Your task is to copy the listing exactly, with the pictures left out.

= = = =

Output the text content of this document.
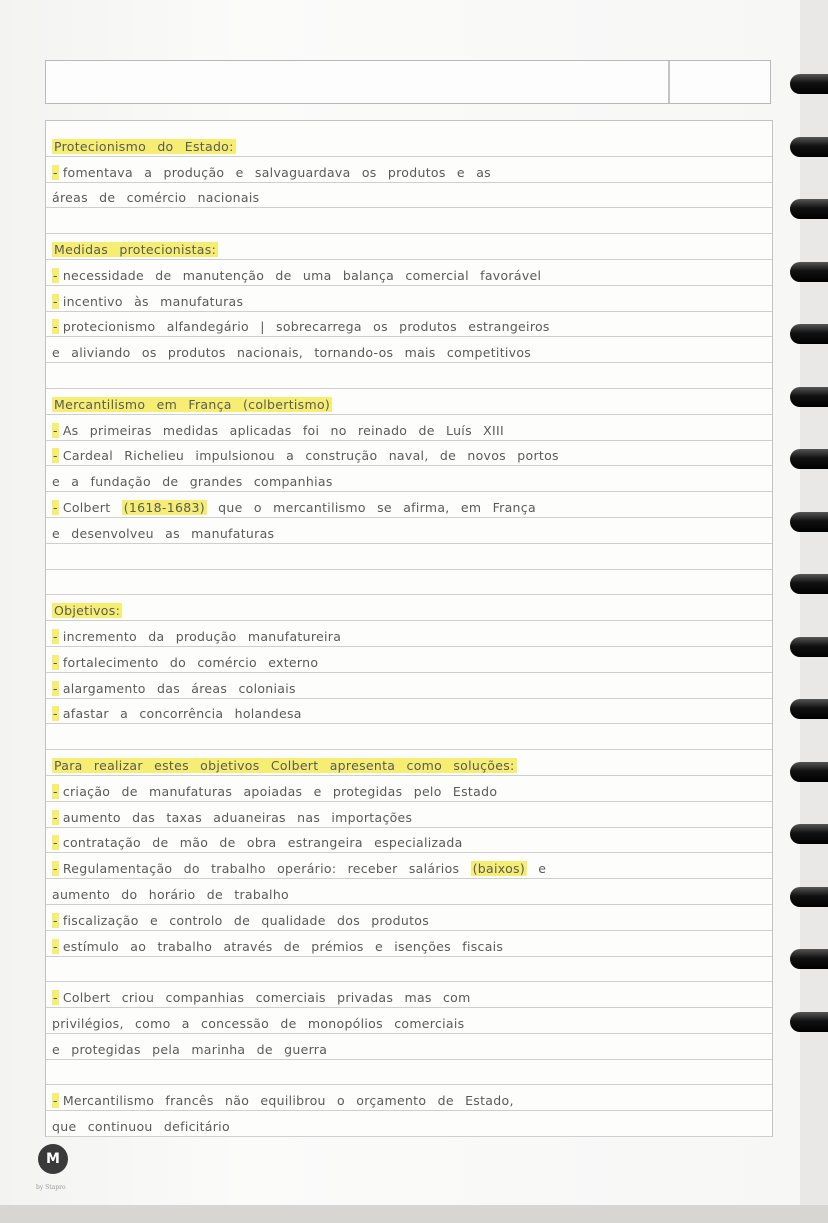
Protecionismo do Estado:
- fomentava a produção e salvaguardava os produtos e as
áreas de comércio nacionais
Medidas protecionistas:
- necessidade de manutenção de uma balança comercial favorável
- incentivo às manufaturas
- protecionismo alfandegário | sobrecarrega os produtos estrangeiros
e aliviando os produtos nacionais, tornando-os mais competitivos
Mercantilismo em França (colbertismo)
- As primeiras medidas aplicadas foi no reinado de Luís XIII
- Cardeal Richelieu impulsionou a construção naval, de novos portos
e a fundação de grandes companhias
- Colbert (1618-1683) que o mercantilismo se afirma, em França
e desenvolveu as manufaturas
Objetivos:
- incremento da produção manufatureira
- fortalecimento do comércio externo
- alargamento das áreas coloniais
- afastar a concorrência holandesa
Para realizar estes objetivos Colbert apresenta como soluções:
- criação de manufaturas apoiadas e protegidas pelo Estado
- aumento das taxas aduaneiras nas importações
- contratação de mão de obra estrangeira especializada
- Regulamentação do trabalho operário: receber salários (baixos) e
aumento do horário de trabalho
- fiscalização e controlo de qualidade dos produtos
- estímulo ao trabalho através de prémios e isenções fiscais
- Colbert criou companhias comerciais privadas mas com
privilégios, como a concessão de monopólios comerciais
e protegidas pela marinha de guerra
- Mercantilismo francês não equilibrou o orçamento de Estado,
que continuou deficitário
M
by Stapro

= = = =

## Full output
Output the text content of this document.
Protecionismo do Estado:
- fomentava a produção e salvaguardava os produtos e as
áreas de comércio nacionais
Medidas protecionistas:
- necessidade de manutenção de uma balança comercial favorável
- incentivo às manufaturas
- protecionismo alfandegário | sobrecarrega os produtos estrangeiros
e aliviando os produtos nacionais, tornando-os mais competitivos
Mercantilismo em França (colbertismo)
- As primeiras medidas aplicadas foi no reinado de Luís XIII
- Cardeal Richelieu impulsionou a construção naval, de novos portos
e a fundação de grandes companhias
- Colbert (1618-1683) que o mercantilismo se afirma, em França
e desenvolveu as manufaturas
Objetivos:
- incremento da produção manufatureira
- fortalecimento do comércio externo
- alargamento das áreas coloniais
- afastar a concorrência holandesa
Para realizar estes objetivos Colbert apresenta como soluções:
- criação de manufaturas apoiadas e protegidas pelo Estado
- aumento das taxas aduaneiras nas importações
- contratação de mão de obra estrangeira especializada
- Regulamentação do trabalho operário: receber salários (baixos) e
aumento do horário de trabalho
- fiscalização e controlo de qualidade dos produtos
- estímulo ao trabalho através de prémios e isenções fiscais
- Colbert criou companhias comerciais privadas mas com
privilégios, como a concessão de monopólios comerciais
e protegidas pela marinha de guerra
- Mercantilismo francês não equilibrou o orçamento de Estado,
que continuou deficitário
M
by Stapro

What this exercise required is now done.